● To be done: Set each record down exactly, excluding all images.

Data extracted from a collection:
-*-
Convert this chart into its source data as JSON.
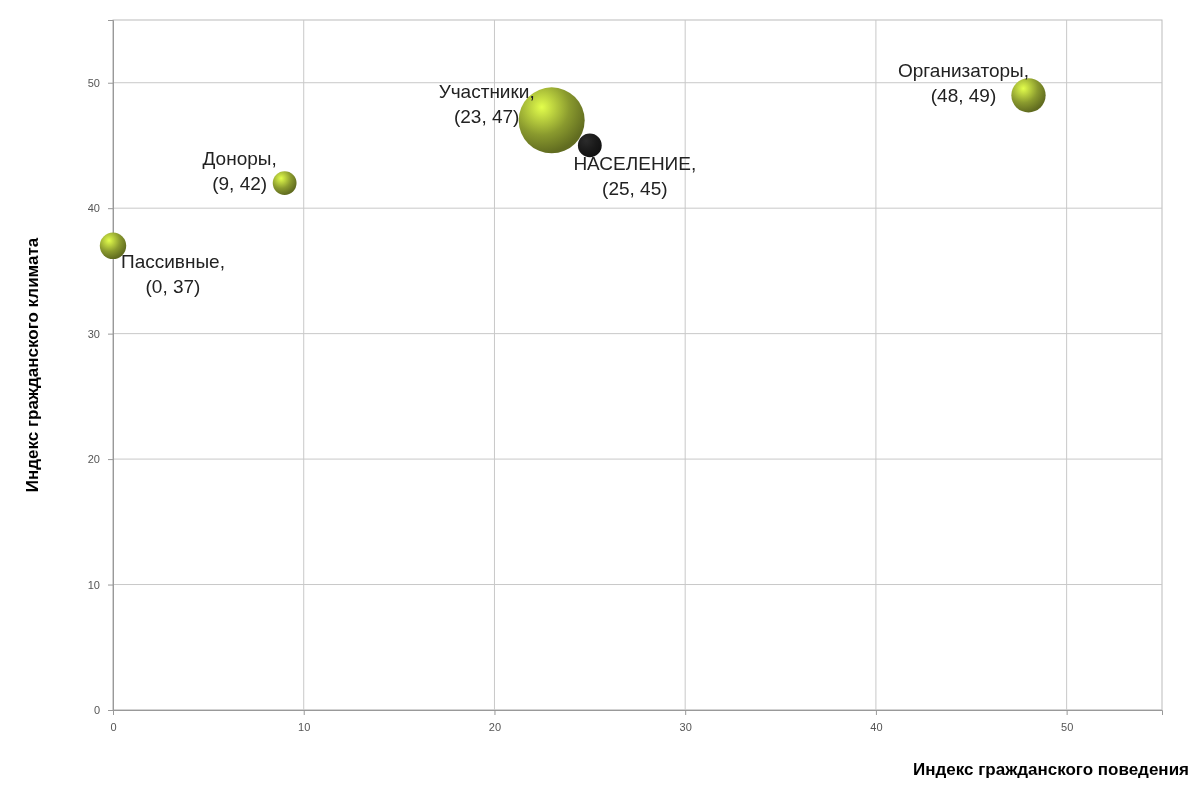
{
  "chart_data": {
    "type": "bubble",
    "xlabel": "Индекс гражданского поведения",
    "ylabel": "Индекс гражданского климата",
    "x": [
      0,
      9,
      23,
      25,
      48
    ],
    "values": [
      37,
      42,
      47,
      45,
      49
    ],
    "sizes": [
      0.16,
      0.13,
      1,
      0.13,
      0.27
    ],
    "colors": [
      "#8a9a2e",
      "#8a9a2e",
      "#8a9a2e",
      "#1a1a1a",
      "#8a9a2e"
    ],
    "value_labels": [
      "Пассивные,\n(0, 37)",
      "Доноры,\n(9, 42)",
      "Участники,\n(23, 47)",
      "НАСЕЛЕНИЕ,\n(25, 45)",
      "Организаторы,\n(48, 49)"
    ],
    "xlim": [
      0,
      55
    ],
    "ylim": [
      0,
      55
    ],
    "xticks": [
      0,
      10,
      20,
      30,
      40,
      50
    ],
    "yticks": [
      0,
      10,
      20,
      30,
      40,
      50
    ],
    "grid": true
  }
}
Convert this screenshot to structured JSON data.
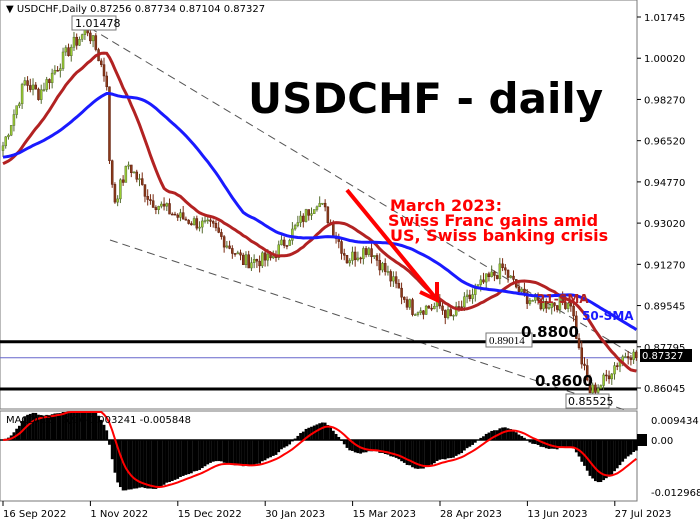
{
  "chart_data": [
    {
      "type": "candlestick",
      "header": {
        "symbol": "USDCHF,Daily",
        "ohlc": "0.87256 0.87734 0.87104 0.87327"
      },
      "title": "USDCHF - daily",
      "ylim": [
        0.853,
        1.025
      ],
      "y_ticks": [
        "1.01745",
        "1.00020",
        "0.98270",
        "0.96520",
        "0.94770",
        "0.93020",
        "0.91270",
        "0.89545",
        "0.87795",
        "0.86045"
      ],
      "x_ticks": [
        "16 Sep 2022",
        "1 Nov 2022",
        "15 Dec 2022",
        "30 Jan 2023",
        "15 Mar 2023",
        "28 Apr 2023",
        "13 Jun 2023",
        "27 Jul 2023"
      ],
      "current_price": "0.87327",
      "close_keypoints": [
        [
          "2022-09-16",
          0.963
        ],
        [
          "2022-09-28",
          0.99
        ],
        [
          "2022-10-05",
          0.985
        ],
        [
          "2022-10-21",
          1.005
        ],
        [
          "2022-10-31",
          1.012
        ],
        [
          "2022-11-03",
          1.004
        ],
        [
          "2022-11-09",
          0.99
        ],
        [
          "2022-11-10",
          0.955
        ],
        [
          "2022-11-14",
          0.94
        ],
        [
          "2022-11-21",
          0.955
        ],
        [
          "2022-12-01",
          0.94
        ],
        [
          "2022-12-15",
          0.933
        ],
        [
          "2023-01-03",
          0.928
        ],
        [
          "2023-01-18",
          0.914
        ],
        [
          "2023-02-01",
          0.915
        ],
        [
          "2023-02-10",
          0.925
        ],
        [
          "2023-02-24",
          0.94
        ],
        [
          "2023-03-01",
          0.935
        ],
        [
          "2023-03-13",
          0.915
        ],
        [
          "2023-03-23",
          0.92
        ],
        [
          "2023-04-05",
          0.905
        ],
        [
          "2023-04-14",
          0.894
        ],
        [
          "2023-04-28",
          0.895
        ],
        [
          "2023-05-04",
          0.89
        ],
        [
          "2023-05-10",
          0.895
        ],
        [
          "2023-05-22",
          0.905
        ],
        [
          "2023-05-31",
          0.911
        ],
        [
          "2023-06-09",
          0.9
        ],
        [
          "2023-06-20",
          0.896
        ],
        [
          "2023-07-05",
          0.897
        ],
        [
          "2023-07-10",
          0.876
        ],
        [
          "2023-07-14",
          0.859
        ],
        [
          "2023-07-20",
          0.862
        ],
        [
          "2023-07-27",
          0.87
        ],
        [
          "2023-08-03",
          0.876
        ],
        [
          "2023-08-08",
          0.8733
        ]
      ],
      "indicators": [
        {
          "name": "21-SMA",
          "color": "#b22222"
        },
        {
          "name": "50-SMA",
          "color": "#1a1aff"
        }
      ],
      "price_labels": [
        "1.01478",
        "0.89014",
        "0.85525"
      ],
      "levels": [
        {
          "label": "0.8800",
          "value": 0.88
        },
        {
          "label": "0.8600",
          "value": 0.86
        }
      ],
      "annotation": [
        "March 2023:",
        "Swiss Franc gains amid",
        "US, Swiss banking crisis"
      ],
      "annotation_color": "#ff0000"
    },
    {
      "type": "histogram",
      "label": "MACD(12,26,9) -0.003241 -0.005848",
      "y_ticks": [
        "0.009434",
        "0.00",
        "-0.012968"
      ],
      "signal_color": "#ff0000"
    }
  ]
}
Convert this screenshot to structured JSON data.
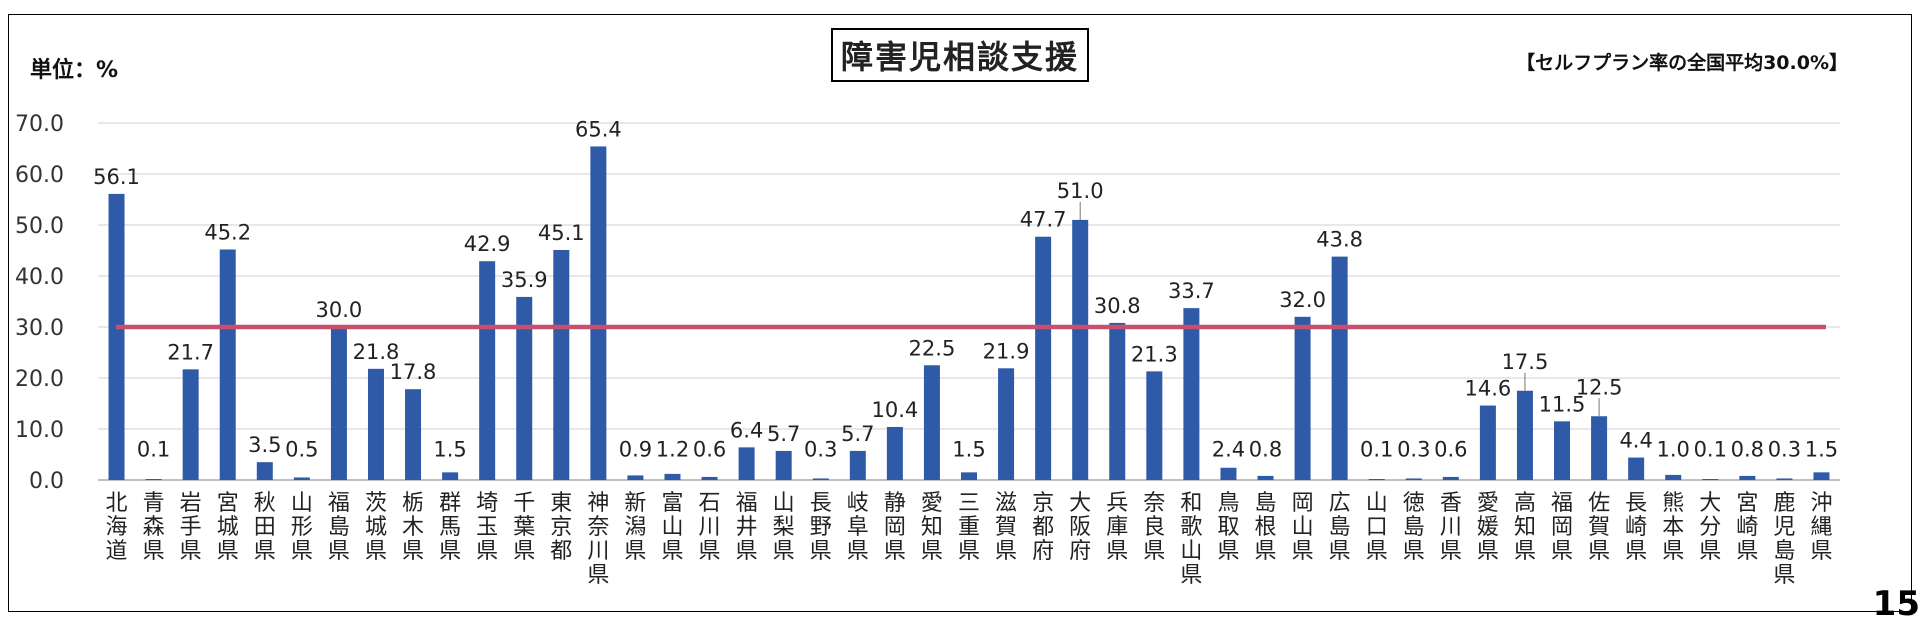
-*-
● Problem solution:
Convert this chart into its source data as JSON.
{
  "chart_data": {
    "type": "bubble",
    "xlabel": "Индекс гражданского поведения",
    "ylabel": "Индекс гражданского климата",
    "x": [
      0,
      9,
      23,
      25,
      48
    ],
    "values": [
      37,
      42,
      47,
      45,
      49
    ],
    "sizes": [
      0.16,
      0.13,
      1,
      0.13,
      0.27
    ],
    "colors": [
      "#8a9a2e",
      "#8a9a2e",
      "#8a9a2e",
      "#1a1a1a",
      "#8a9a2e"
    ],
    "value_labels": [
      "Пассивные,\n(0, 37)",
      "Доноры,\n(9, 42)",
      "Участники,\n(23, 47)",
      "НАСЕЛЕНИЕ,\n(25, 45)",
      "Организаторы,\n(48, 49)"
    ],
    "xlim": [
      0,
      55
    ],
    "ylim": [
      0,
      55
    ],
    "xticks": [
      0,
      10,
      20,
      30,
      40,
      50
    ],
    "yticks": [
      0,
      10,
      20,
      30,
      40,
      50
    ],
    "grid": true
  }
}
Convert this screenshot to structured JSON data.
{
  "chart_data": [
    {
      "type": "candlestick",
      "header": {
        "symbol": "USDCHF,Daily",
        "ohlc": "0.87256 0.87734 0.87104 0.87327"
      },
      "title": "USDCHF - daily",
      "ylim": [
        0.853,
        1.025
      ],
      "y_ticks": [
        "1.01745",
        "1.00020",
        "0.98270",
        "0.96520",
        "0.94770",
        "0.93020",
        "0.91270",
        "0.89545",
        "0.87795",
        "0.86045"
      ],
      "x_ticks": [
        "16 Sep 2022",
        "1 Nov 2022",
        "15 Dec 2022",
        "30 Jan 2023",
        "15 Mar 2023",
        "28 Apr 2023",
        "13 Jun 2023",
        "27 Jul 2023"
      ],
      "current_price": "0.87327",
      "close_keypoints": [
        [
          "2022-09-16",
          0.963
        ],
        [
          "2022-09-28",
          0.99
        ],
        [
          "2022-10-05",
          0.985
        ],
        [
          "2022-10-21",
          1.005
        ],
        [
          "2022-10-31",
          1.012
        ],
        [
          "2022-11-03",
          1.004
        ],
        [
          "2022-11-09",
          0.99
        ],
        [
          "2022-11-10",
          0.955
        ],
        [
          "2022-11-14",
          0.94
        ],
        [
          "2022-11-21",
          0.955
        ],
        [
          "2022-12-01",
          0.94
        ],
        [
          "2022-12-15",
          0.933
        ],
        [
          "2023-01-03",
          0.928
        ],
        [
          "2023-01-18",
          0.914
        ],
        [
          "2023-02-01",
          0.915
        ],
        [
          "2023-02-10",
          0.925
        ],
        [
          "2023-02-24",
          0.94
        ],
        [
          "2023-03-01",
          0.935
        ],
        [
          "2023-03-13",
          0.915
        ],
        [
          "2023-03-23",
          0.92
        ],
        [
          "2023-04-05",
          0.905
        ],
        [
          "2023-04-14",
          0.894
        ],
        [
          "2023-04-28",
          0.895
        ],
        [
          "2023-05-04",
          0.89
        ],
        [
          "2023-05-10",
          0.895
        ],
        [
          "2023-05-22",
          0.905
        ],
        [
          "2023-05-31",
          0.911
        ],
        [
          "2023-06-09",
          0.9
        ],
        [
          "2023-06-20",
          0.896
        ],
        [
          "2023-07-05",
          0.897
        ],
        [
          "2023-07-10",
          0.876
        ],
        [
          "2023-07-14",
          0.859
        ],
        [
          "2023-07-20",
          0.862
        ],
        [
          "2023-07-27",
          0.87
        ],
        [
          "2023-08-03",
          0.876
        ],
        [
          "2023-08-08",
          0.8733
        ]
      ],
      "indicators": [
        {
          "name": "21-SMA",
          "color": "#b22222"
        },
        {
          "name": "50-SMA",
          "color": "#1a1aff"
        }
      ],
      "price_labels": [
        "1.01478",
        "0.89014",
        "0.85525"
      ],
      "levels": [
        {
          "label": "0.8800",
          "value": 0.88
        },
        {
          "label": "0.8600",
          "value": 0.86
        }
      ],
      "annotation": [
        "March 2023:",
        "Swiss Franc gains amid",
        "US, Swiss banking crisis"
      ],
      "annotation_color": "#ff0000"
    },
    {
      "type": "histogram",
      "label": "MACD(12,26,9) -0.003241 -0.005848",
      "y_ticks": [
        "0.009434",
        "0.00",
        "-0.012968"
      ],
      "signal_color": "#ff0000"
    }
  ]
}
Convert this screenshot to structured JSON data.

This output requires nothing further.